* [DATA RECORDS]:
>> start

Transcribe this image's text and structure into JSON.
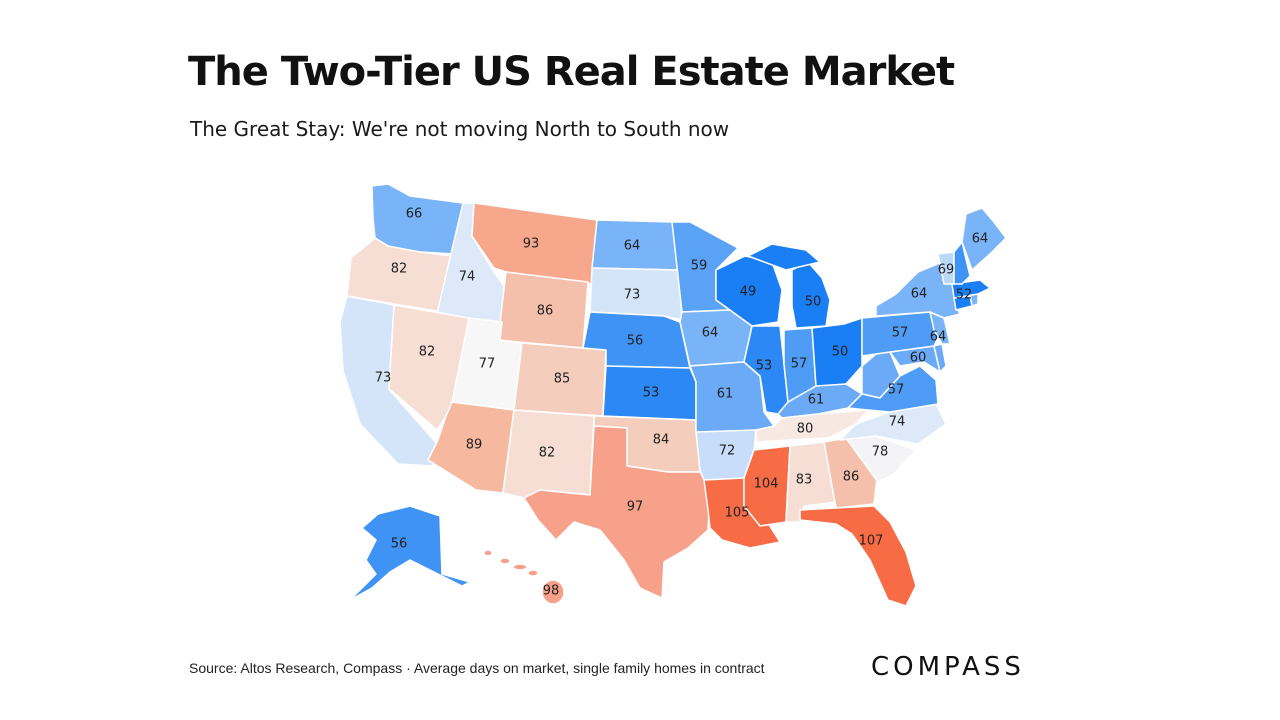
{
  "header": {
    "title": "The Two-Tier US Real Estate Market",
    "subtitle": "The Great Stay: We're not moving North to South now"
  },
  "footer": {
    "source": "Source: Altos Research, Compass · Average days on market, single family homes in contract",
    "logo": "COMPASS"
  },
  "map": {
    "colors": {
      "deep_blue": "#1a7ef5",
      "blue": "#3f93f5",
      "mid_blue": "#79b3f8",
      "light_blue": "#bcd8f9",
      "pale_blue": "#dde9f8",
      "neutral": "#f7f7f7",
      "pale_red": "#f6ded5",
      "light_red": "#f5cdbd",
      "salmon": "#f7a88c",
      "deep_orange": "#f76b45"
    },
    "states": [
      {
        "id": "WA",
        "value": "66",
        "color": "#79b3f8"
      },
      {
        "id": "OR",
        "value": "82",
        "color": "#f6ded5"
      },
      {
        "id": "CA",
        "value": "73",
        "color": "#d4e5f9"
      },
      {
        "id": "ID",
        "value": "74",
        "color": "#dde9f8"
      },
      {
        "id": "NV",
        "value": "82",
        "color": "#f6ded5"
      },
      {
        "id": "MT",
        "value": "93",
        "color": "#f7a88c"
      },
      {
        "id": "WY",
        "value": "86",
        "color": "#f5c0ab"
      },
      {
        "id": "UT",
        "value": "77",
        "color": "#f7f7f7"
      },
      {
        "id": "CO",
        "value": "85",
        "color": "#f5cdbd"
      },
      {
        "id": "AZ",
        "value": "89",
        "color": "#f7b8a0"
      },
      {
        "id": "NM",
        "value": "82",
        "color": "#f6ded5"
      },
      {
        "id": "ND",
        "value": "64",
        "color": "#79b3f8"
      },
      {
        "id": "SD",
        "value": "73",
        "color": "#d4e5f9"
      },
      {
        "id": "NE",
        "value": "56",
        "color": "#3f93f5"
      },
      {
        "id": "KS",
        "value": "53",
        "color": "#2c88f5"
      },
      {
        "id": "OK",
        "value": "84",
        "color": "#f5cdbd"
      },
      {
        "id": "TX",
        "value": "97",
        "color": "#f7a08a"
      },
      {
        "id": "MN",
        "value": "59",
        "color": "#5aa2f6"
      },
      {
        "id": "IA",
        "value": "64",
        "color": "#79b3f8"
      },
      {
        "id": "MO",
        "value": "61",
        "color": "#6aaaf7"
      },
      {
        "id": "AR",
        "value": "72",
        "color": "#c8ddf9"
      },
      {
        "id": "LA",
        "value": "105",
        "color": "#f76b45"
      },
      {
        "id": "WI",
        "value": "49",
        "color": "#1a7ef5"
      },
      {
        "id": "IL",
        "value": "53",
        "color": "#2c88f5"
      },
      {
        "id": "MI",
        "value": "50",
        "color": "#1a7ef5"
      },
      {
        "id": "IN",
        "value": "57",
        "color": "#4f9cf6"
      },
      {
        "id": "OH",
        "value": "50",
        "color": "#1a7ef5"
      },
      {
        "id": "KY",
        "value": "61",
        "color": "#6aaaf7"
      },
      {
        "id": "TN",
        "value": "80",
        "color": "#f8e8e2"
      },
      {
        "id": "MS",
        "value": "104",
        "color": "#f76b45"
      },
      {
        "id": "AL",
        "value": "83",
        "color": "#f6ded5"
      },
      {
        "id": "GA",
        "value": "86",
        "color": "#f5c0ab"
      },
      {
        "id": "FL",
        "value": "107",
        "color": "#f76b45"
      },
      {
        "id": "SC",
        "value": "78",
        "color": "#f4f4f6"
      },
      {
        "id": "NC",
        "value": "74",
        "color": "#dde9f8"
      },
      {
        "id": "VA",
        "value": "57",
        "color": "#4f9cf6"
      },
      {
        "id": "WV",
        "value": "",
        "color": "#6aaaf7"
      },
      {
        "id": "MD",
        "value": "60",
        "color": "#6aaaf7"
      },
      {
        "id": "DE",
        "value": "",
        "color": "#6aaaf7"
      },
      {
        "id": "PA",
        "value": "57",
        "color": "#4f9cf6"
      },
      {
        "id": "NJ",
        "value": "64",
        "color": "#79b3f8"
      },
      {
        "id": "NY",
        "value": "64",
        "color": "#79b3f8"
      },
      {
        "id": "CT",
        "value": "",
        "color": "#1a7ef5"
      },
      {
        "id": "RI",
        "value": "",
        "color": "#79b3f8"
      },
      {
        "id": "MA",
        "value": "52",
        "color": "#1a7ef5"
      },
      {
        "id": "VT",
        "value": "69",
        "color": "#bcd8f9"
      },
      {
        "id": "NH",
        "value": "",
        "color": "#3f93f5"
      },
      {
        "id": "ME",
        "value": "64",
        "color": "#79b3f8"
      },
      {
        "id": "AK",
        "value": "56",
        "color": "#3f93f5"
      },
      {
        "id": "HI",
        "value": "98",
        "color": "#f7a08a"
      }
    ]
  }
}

>> end

* [WHAT THIS TASK INVOLVES]: Quote each entry above verbatim and drop the pictures.

* [ANSWER FOR THE TASK]:
Transcribe this image's text and structure into JSON.
{
  "header": {
    "title": "The Two-Tier US Real Estate Market",
    "subtitle": "The Great Stay: We're not moving North to South now"
  },
  "footer": {
    "source": "Source: Altos Research, Compass · Average days on market, single family homes in contract",
    "logo": "COMPASS"
  },
  "map": {
    "colors": {
      "deep_blue": "#1a7ef5",
      "blue": "#3f93f5",
      "mid_blue": "#79b3f8",
      "light_blue": "#bcd8f9",
      "pale_blue": "#dde9f8",
      "neutral": "#f7f7f7",
      "pale_red": "#f6ded5",
      "light_red": "#f5cdbd",
      "salmon": "#f7a88c",
      "deep_orange": "#f76b45"
    },
    "states": [
      {
        "id": "WA",
        "value": "66",
        "color": "#79b3f8"
      },
      {
        "id": "OR",
        "value": "82",
        "color": "#f6ded5"
      },
      {
        "id": "CA",
        "value": "73",
        "color": "#d4e5f9"
      },
      {
        "id": "ID",
        "value": "74",
        "color": "#dde9f8"
      },
      {
        "id": "NV",
        "value": "82",
        "color": "#f6ded5"
      },
      {
        "id": "MT",
        "value": "93",
        "color": "#f7a88c"
      },
      {
        "id": "WY",
        "value": "86",
        "color": "#f5c0ab"
      },
      {
        "id": "UT",
        "value": "77",
        "color": "#f7f7f7"
      },
      {
        "id": "CO",
        "value": "85",
        "color": "#f5cdbd"
      },
      {
        "id": "AZ",
        "value": "89",
        "color": "#f7b8a0"
      },
      {
        "id": "NM",
        "value": "82",
        "color": "#f6ded5"
      },
      {
        "id": "ND",
        "value": "64",
        "color": "#79b3f8"
      },
      {
        "id": "SD",
        "value": "73",
        "color": "#d4e5f9"
      },
      {
        "id": "NE",
        "value": "56",
        "color": "#3f93f5"
      },
      {
        "id": "KS",
        "value": "53",
        "color": "#2c88f5"
      },
      {
        "id": "OK",
        "value": "84",
        "color": "#f5cdbd"
      },
      {
        "id": "TX",
        "value": "97",
        "color": "#f7a08a"
      },
      {
        "id": "MN",
        "value": "59",
        "color": "#5aa2f6"
      },
      {
        "id": "IA",
        "value": "64",
        "color": "#79b3f8"
      },
      {
        "id": "MO",
        "value": "61",
        "color": "#6aaaf7"
      },
      {
        "id": "AR",
        "value": "72",
        "color": "#c8ddf9"
      },
      {
        "id": "LA",
        "value": "105",
        "color": "#f76b45"
      },
      {
        "id": "WI",
        "value": "49",
        "color": "#1a7ef5"
      },
      {
        "id": "IL",
        "value": "53",
        "color": "#2c88f5"
      },
      {
        "id": "MI",
        "value": "50",
        "color": "#1a7ef5"
      },
      {
        "id": "IN",
        "value": "57",
        "color": "#4f9cf6"
      },
      {
        "id": "OH",
        "value": "50",
        "color": "#1a7ef5"
      },
      {
        "id": "KY",
        "value": "61",
        "color": "#6aaaf7"
      },
      {
        "id": "TN",
        "value": "80",
        "color": "#f8e8e2"
      },
      {
        "id": "MS",
        "value": "104",
        "color": "#f76b45"
      },
      {
        "id": "AL",
        "value": "83",
        "color": "#f6ded5"
      },
      {
        "id": "GA",
        "value": "86",
        "color": "#f5c0ab"
      },
      {
        "id": "FL",
        "value": "107",
        "color": "#f76b45"
      },
      {
        "id": "SC",
        "value": "78",
        "color": "#f4f4f6"
      },
      {
        "id": "NC",
        "value": "74",
        "color": "#dde9f8"
      },
      {
        "id": "VA",
        "value": "57",
        "color": "#4f9cf6"
      },
      {
        "id": "WV",
        "value": "",
        "color": "#6aaaf7"
      },
      {
        "id": "MD",
        "value": "60",
        "color": "#6aaaf7"
      },
      {
        "id": "DE",
        "value": "",
        "color": "#6aaaf7"
      },
      {
        "id": "PA",
        "value": "57",
        "color": "#4f9cf6"
      },
      {
        "id": "NJ",
        "value": "64",
        "color": "#79b3f8"
      },
      {
        "id": "NY",
        "value": "64",
        "color": "#79b3f8"
      },
      {
        "id": "CT",
        "value": "",
        "color": "#1a7ef5"
      },
      {
        "id": "RI",
        "value": "",
        "color": "#79b3f8"
      },
      {
        "id": "MA",
        "value": "52",
        "color": "#1a7ef5"
      },
      {
        "id": "VT",
        "value": "69",
        "color": "#bcd8f9"
      },
      {
        "id": "NH",
        "value": "",
        "color": "#3f93f5"
      },
      {
        "id": "ME",
        "value": "64",
        "color": "#79b3f8"
      },
      {
        "id": "AK",
        "value": "56",
        "color": "#3f93f5"
      },
      {
        "id": "HI",
        "value": "98",
        "color": "#f7a08a"
      }
    ]
  }
}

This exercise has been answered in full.